Extracted data entries

[Begin]

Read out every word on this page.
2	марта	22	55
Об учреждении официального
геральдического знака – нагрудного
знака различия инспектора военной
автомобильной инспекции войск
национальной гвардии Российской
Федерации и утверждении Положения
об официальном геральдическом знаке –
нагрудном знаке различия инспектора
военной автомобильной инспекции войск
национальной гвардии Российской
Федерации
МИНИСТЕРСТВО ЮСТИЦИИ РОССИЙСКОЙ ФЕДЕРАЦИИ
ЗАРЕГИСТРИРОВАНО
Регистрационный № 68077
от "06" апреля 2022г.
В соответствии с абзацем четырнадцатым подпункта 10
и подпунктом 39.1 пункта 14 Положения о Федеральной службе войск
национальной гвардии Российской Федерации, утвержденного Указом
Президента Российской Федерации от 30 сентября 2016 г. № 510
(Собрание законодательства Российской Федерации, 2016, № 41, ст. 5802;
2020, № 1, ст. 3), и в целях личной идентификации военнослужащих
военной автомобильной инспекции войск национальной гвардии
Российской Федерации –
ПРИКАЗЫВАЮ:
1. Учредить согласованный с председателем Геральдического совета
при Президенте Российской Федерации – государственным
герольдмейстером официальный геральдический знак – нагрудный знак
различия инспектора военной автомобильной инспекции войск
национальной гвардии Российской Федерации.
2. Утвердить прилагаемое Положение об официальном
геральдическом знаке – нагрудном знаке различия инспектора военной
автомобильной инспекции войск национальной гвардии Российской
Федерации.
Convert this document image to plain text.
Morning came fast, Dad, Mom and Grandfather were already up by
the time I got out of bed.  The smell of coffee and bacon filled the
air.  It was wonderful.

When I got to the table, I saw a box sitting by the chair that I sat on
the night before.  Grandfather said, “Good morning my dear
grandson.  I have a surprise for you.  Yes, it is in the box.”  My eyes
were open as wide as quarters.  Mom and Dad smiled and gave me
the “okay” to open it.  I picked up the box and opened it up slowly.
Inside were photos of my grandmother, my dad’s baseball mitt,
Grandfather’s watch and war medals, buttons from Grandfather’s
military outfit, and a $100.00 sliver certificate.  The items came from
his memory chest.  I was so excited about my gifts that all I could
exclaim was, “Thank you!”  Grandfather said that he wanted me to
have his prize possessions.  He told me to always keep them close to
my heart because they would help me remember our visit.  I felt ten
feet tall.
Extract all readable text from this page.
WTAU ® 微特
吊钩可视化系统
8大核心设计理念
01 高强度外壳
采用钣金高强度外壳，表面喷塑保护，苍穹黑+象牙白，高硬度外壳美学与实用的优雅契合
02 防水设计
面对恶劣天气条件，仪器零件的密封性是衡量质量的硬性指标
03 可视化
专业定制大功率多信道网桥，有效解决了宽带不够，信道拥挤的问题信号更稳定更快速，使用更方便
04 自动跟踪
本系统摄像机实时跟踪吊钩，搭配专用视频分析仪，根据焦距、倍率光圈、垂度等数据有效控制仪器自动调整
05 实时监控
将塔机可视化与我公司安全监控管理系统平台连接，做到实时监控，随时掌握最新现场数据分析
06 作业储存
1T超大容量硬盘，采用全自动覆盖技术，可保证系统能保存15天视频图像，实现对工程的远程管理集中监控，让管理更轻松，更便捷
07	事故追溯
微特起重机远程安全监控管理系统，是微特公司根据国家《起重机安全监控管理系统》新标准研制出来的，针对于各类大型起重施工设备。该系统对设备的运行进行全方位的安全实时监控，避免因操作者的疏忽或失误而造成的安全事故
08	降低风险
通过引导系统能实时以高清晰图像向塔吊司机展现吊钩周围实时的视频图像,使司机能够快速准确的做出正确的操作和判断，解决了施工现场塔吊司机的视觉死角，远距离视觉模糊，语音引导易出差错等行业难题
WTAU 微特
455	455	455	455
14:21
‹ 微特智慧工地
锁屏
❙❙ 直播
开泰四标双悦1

[End]

What is being asked
The listing above should be transcribed in full, exactly as written.

Task solution
Read out every word on this page.
2	марта	22	55
Об учреждении официального
геральдического знака – нагрудного
знака различия инспектора военной
автомобильной инспекции войск
национальной гвардии Российской
Федерации и утверждении Положения
об официальном геральдическом знаке –
нагрудном знаке различия инспектора
военной автомобильной инспекции войск
национальной гвардии Российской
Федерации
МИНИСТЕРСТВО ЮСТИЦИИ РОССИЙСКОЙ ФЕДЕРАЦИИ
ЗАРЕГИСТРИРОВАНО
Регистрационный № 68077
от "06" апреля 2022г.
В соответствии с абзацем четырнадцатым подпункта 10
и подпунктом 39.1 пункта 14 Положения о Федеральной службе войск
национальной гвардии Российской Федерации, утвержденного Указом
Президента Российской Федерации от 30 сентября 2016 г. № 510
(Собрание законодательства Российской Федерации, 2016, № 41, ст. 5802;
2020, № 1, ст. 3), и в целях личной идентификации военнослужащих
военной автомобильной инспекции войск национальной гвардии
Российской Федерации –
ПРИКАЗЫВАЮ:
1. Учредить согласованный с председателем Геральдического совета
при Президенте Российской Федерации – государственным
герольдмейстером официальный геральдический знак – нагрудный знак
различия инспектора военной автомобильной инспекции войск
национальной гвардии Российской Федерации.
2. Утвердить прилагаемое Положение об официальном
геральдическом знаке – нагрудном знаке различия инспектора военной
автомобильной инспекции войск национальной гвардии Российской
Федерации.
Convert this document image to plain text.
Morning came fast, Dad, Mom and Grandfather were already up by
the time I got out of bed.  The smell of coffee and bacon filled the
air.  It was wonderful.

When I got to the table, I saw a box sitting by the chair that I sat on
the night before.  Grandfather said, “Good morning my dear
grandson.  I have a surprise for you.  Yes, it is in the box.”  My eyes
were open as wide as quarters.  Mom and Dad smiled and gave me
the “okay” to open it.  I picked up the box and opened it up slowly.
Inside were photos of my grandmother, my dad’s baseball mitt,
Grandfather’s watch and war medals, buttons from Grandfather’s
military outfit, and a $100.00 sliver certificate.  The items came from
his memory chest.  I was so excited about my gifts that all I could
exclaim was, “Thank you!”  Grandfather said that he wanted me to
have his prize possessions.  He told me to always keep them close to
my heart because they would help me remember our visit.  I felt ten
feet tall.
Extract all readable text from this page.
WTAU ® 微特
吊钩可视化系统
8大核心设计理念
01 高强度外壳
采用钣金高强度外壳，表面喷塑保护，苍穹黑+象牙白，高硬度外壳美学与实用的优雅契合
02 防水设计
面对恶劣天气条件，仪器零件的密封性是衡量质量的硬性指标
03 可视化
专业定制大功率多信道网桥，有效解决了宽带不够，信道拥挤的问题信号更稳定更快速，使用更方便
04 自动跟踪
本系统摄像机实时跟踪吊钩，搭配专用视频分析仪，根据焦距、倍率光圈、垂度等数据有效控制仪器自动调整
05 实时监控
将塔机可视化与我公司安全监控管理系统平台连接，做到实时监控，随时掌握最新现场数据分析
06 作业储存
1T超大容量硬盘，采用全自动覆盖技术，可保证系统能保存15天视频图像，实现对工程的远程管理集中监控，让管理更轻松，更便捷
07	事故追溯
微特起重机远程安全监控管理系统，是微特公司根据国家《起重机安全监控管理系统》新标准研制出来的，针对于各类大型起重施工设备。该系统对设备的运行进行全方位的安全实时监控，避免因操作者的疏忽或失误而造成的安全事故
08	降低风险
通过引导系统能实时以高清晰图像向塔吊司机展现吊钩周围实时的视频图像,使司机能够快速准确的做出正确的操作和判断，解决了施工现场塔吊司机的视觉死角，远距离视觉模糊，语音引导易出差错等行业难题
WTAU 微特
455	455	455	455
14:21
‹ 微特智慧工地
锁屏
❙❙ 直播
开泰四标双悦1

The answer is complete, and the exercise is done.